◆ **INPUT FOR THIS TASK**:
╔══
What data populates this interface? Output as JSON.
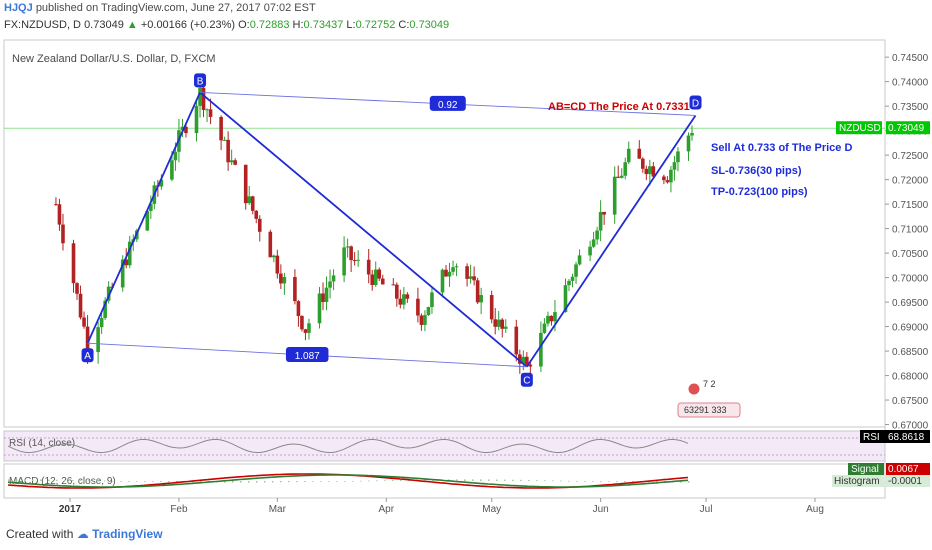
{
  "header": {
    "brand": "HJQJ",
    "published": "published on TradingView.com, June 27, 2017 07:02 EST",
    "symbol_line": "FX:NZDUSD, D",
    "last": "0.73049",
    "change_arrow": "▲",
    "change": "+0.00166 (+0.23%)",
    "o_label": "O:",
    "o": "0.72883",
    "h_label": "H:",
    "h": "0.73437",
    "l_label": "L:",
    "l": "0.72752",
    "c_label": "C:",
    "c": "0.73049"
  },
  "chart_title": "New Zealand Dollar/U.S. Dollar, D, FXCM",
  "footer": {
    "created_with": "Created with",
    "tradingview": "TradingView"
  },
  "annotations": {
    "label_a": "A",
    "label_b": "B",
    "label_c": "C",
    "label_d": "D",
    "ratio_bd": "0.92",
    "ratio_ac": "1.087",
    "abcd_title": "AB=CD The Price At 0.7331",
    "sell": "Sell At 0.733 of The Price D",
    "sl": "SL-0.736(30 pips)",
    "tp": "TP-0.723(100 pips)",
    "icon_count_1": "7  2",
    "icon_count_2": "63291 333"
  },
  "price_tag": {
    "symbol": "NZDUSD",
    "value": "0.73049"
  },
  "rsi": {
    "label": "RSI (14, close)",
    "tag": "RSI",
    "value": "68.8618"
  },
  "macd": {
    "label": "MACD (12, 26, close, 9)",
    "signal_tag": "Signal",
    "signal_value": "0.0067",
    "hist_tag": "Histogram",
    "hist_value": "-0.0001"
  },
  "colors": {
    "up": "#2e9e2e",
    "down": "#b22222",
    "pattern": "#1e2bd6",
    "annotation_red": "#cc0000",
    "annotation_blue": "#1e2bd6",
    "last_price": "#00c800",
    "rsi_bg": "#f3e9f7",
    "macd_line": "#cc0000",
    "signal_line": "#2e7d32"
  },
  "chart_data": {
    "type": "candlestick",
    "title": "New Zealand Dollar/U.S. Dollar, D, FXCM",
    "y_axis_ticks": [
      "0.74500",
      "0.74000",
      "0.73500",
      "0.73000",
      "0.72500",
      "0.72000",
      "0.71500",
      "0.71000",
      "0.70500",
      "0.70000",
      "0.69500",
      "0.69000",
      "0.68500",
      "0.68000",
      "0.67500",
      "0.67000"
    ],
    "x_axis_ticks": [
      "2017",
      "Feb",
      "Mar",
      "Apr",
      "May",
      "Jun",
      "Jul",
      "Aug"
    ],
    "ylim": [
      0.6695,
      0.7485
    ],
    "pattern_points": [
      {
        "label": "A",
        "date": "2017-01-06",
        "price": 0.6866
      },
      {
        "label": "B",
        "date": "2017-02-07",
        "price": 0.7378
      },
      {
        "label": "C",
        "date": "2017-05-11",
        "price": 0.6818
      },
      {
        "label": "D",
        "date": "2017-06-28",
        "price": 0.7331
      }
    ],
    "last_price": 0.73049
  }
}
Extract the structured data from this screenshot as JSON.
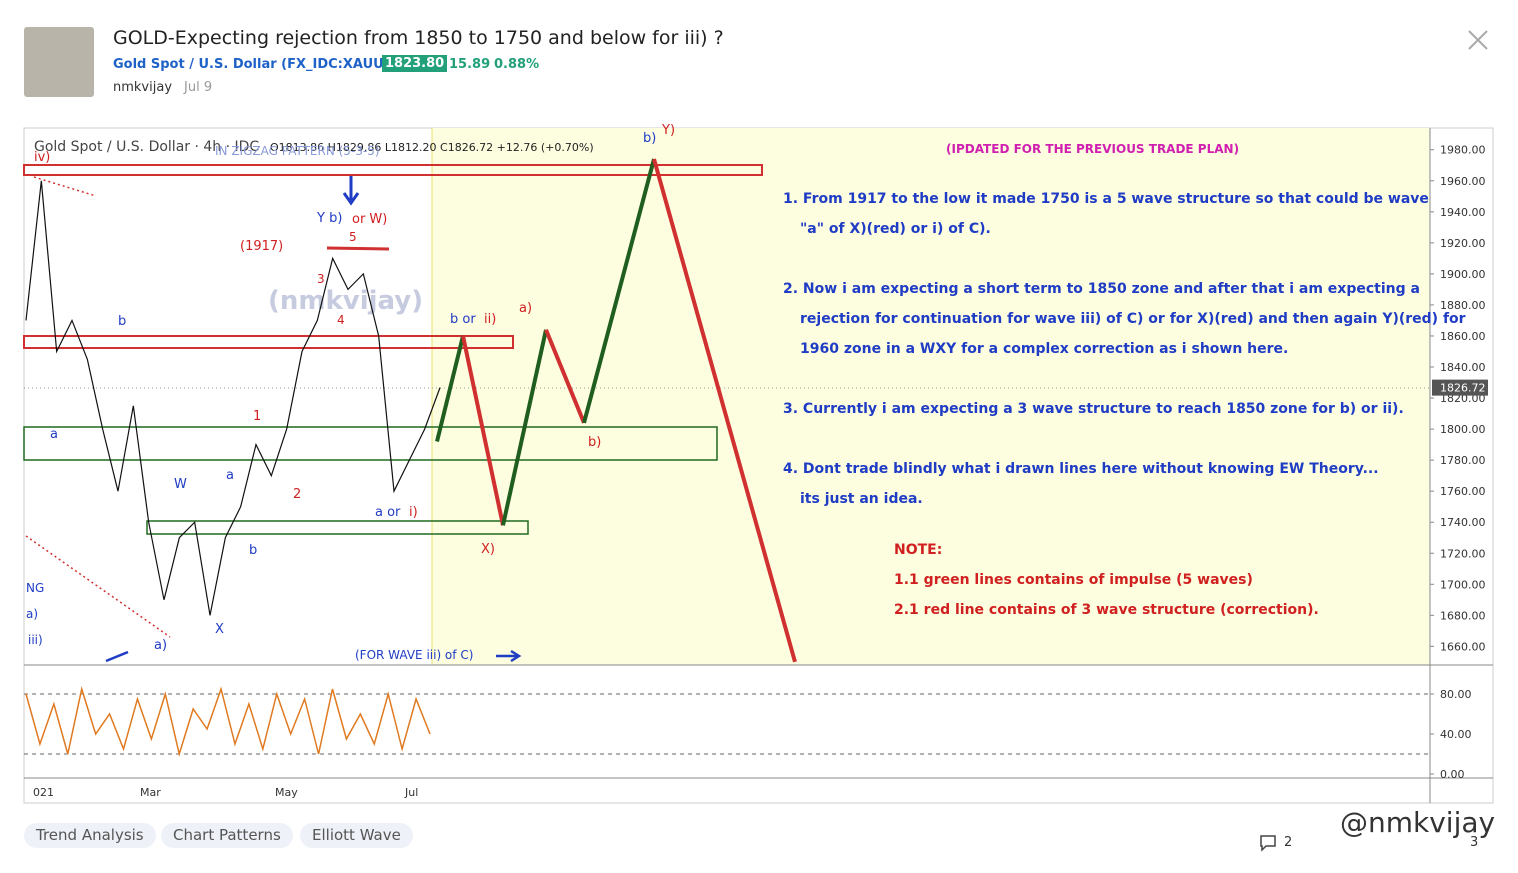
{
  "header": {
    "title": "GOLD-Expecting rejection from 1850 to 1750 and below for iii) ?",
    "symbol": "Gold Spot / U.S. Dollar (FX_IDC:XAUUSD)",
    "price": "1823.80",
    "change": "15.89",
    "change_pct": "0.88%",
    "author": "nmkvijay",
    "date": "Jul 9"
  },
  "chart": {
    "legend_symbol": "Gold Spot / U.S. Dollar · 4h · IDC",
    "ohlc": "O1813.86 H1829.86 L1812.20 C1826.72 +12.76 (+0.70%)",
    "watermark": "(nmkvijay)",
    "ylim": [
      1648,
      1994
    ],
    "yticks": [
      {
        "value": 1980,
        "label": "1980.00"
      },
      {
        "value": 1960,
        "label": "1960.00"
      },
      {
        "value": 1940,
        "label": "1940.00"
      },
      {
        "value": 1920,
        "label": "1920.00"
      },
      {
        "value": 1900,
        "label": "1900.00"
      },
      {
        "value": 1880,
        "label": "1880.00"
      },
      {
        "value": 1860,
        "label": "1860.00"
      },
      {
        "value": 1840,
        "label": "1840.00"
      },
      {
        "value": 1820,
        "label": "1820.00"
      },
      {
        "value": 1800,
        "label": "1800.00"
      },
      {
        "value": 1780,
        "label": "1780.00"
      },
      {
        "value": 1760,
        "label": "1760.00"
      },
      {
        "value": 1740,
        "label": "1740.00"
      },
      {
        "value": 1720,
        "label": "1720.00"
      },
      {
        "value": 1700,
        "label": "1700.00"
      },
      {
        "value": 1680,
        "label": "1680.00"
      },
      {
        "value": 1660,
        "label": "1660.00"
      }
    ],
    "last_price": {
      "value": 1826.72,
      "label": "1826.72"
    },
    "price_path": [
      1870,
      1960,
      1850,
      1870,
      1845,
      1800,
      1760,
      1815,
      1740,
      1690,
      1730,
      1740,
      1680,
      1730,
      1750,
      1790,
      1770,
      1800,
      1850,
      1870,
      1910,
      1890,
      1900,
      1860,
      1760,
      1780,
      1800,
      1826.72
    ],
    "projection_path": [
      1792,
      1860,
      1738,
      1864,
      1804,
      1974,
      1650
    ],
    "osc_ylim": [
      -4,
      107
    ],
    "osc_ticks": [
      {
        "value": 80,
        "label": "80.00"
      },
      {
        "value": 40,
        "label": "40.00"
      },
      {
        "value": 0,
        "label": "0.00"
      }
    ],
    "osc_values": [
      80,
      30,
      70,
      20,
      85,
      40,
      60,
      25,
      75,
      35,
      80,
      20,
      65,
      45,
      85,
      30,
      70,
      25,
      80,
      40,
      75,
      20,
      85,
      35,
      60,
      30,
      80,
      25,
      75,
      40
    ],
    "x_labels": [
      "021",
      "Mar",
      "May",
      "Jul"
    ],
    "annotations": [
      "iv)",
      "IN ZIGZAG PATTERN (5-3-5)",
      "Y b)",
      "or W)",
      "5",
      "(1917)",
      "3",
      "4",
      "b",
      "b or",
      "ii)",
      "a)",
      "b)",
      "Y)",
      "a",
      "1",
      "W",
      "a",
      "2",
      "b",
      "a or",
      "i)",
      "b)",
      "X)",
      "X",
      "a)",
      "(FOR WAVE iii) of C)",
      "NG",
      "a)",
      "iii)"
    ],
    "notes": {
      "heading": "(IPDATED FOR THE PREVIOUS TRADE PLAN)",
      "lines": [
        "1. From 1917 to the low it made 1750 is a 5 wave structure so that could be wave",
        "\"a\" of X)(red) or i) of C).",
        "2. Now i am expecting a short term to 1850 zone and after that i am expecting a",
        "rejection for continuation for wave iii) of C) or for X)(red) and then again Y)(red) for",
        "1960 zone in a WXY for a complex correction as i shown here.",
        "3. Currently i am expecting a 3 wave structure to reach 1850 zone for b) or ii).",
        "4. Dont trade blindly what i drawn lines here without knowing EW Theory...",
        "its just an idea."
      ],
      "note_title": "NOTE:",
      "note_lines": [
        "1.1 green lines contains of impulse (5 waves)",
        "2.1 red line contains of 3 wave structure (correction)."
      ]
    }
  },
  "tags": [
    "Trend Analysis",
    "Chart Patterns",
    "Elliott Wave"
  ],
  "footer": {
    "comments": "2",
    "boosts": "3",
    "watermark": "@nmkvijay"
  }
}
╚══
◆ **THE PROBLEM**:
Determine how many lines of the listing above hold the word "contains". Report that number without anything else.

◆ **SOLUTION TO THE PROBLEM**:
2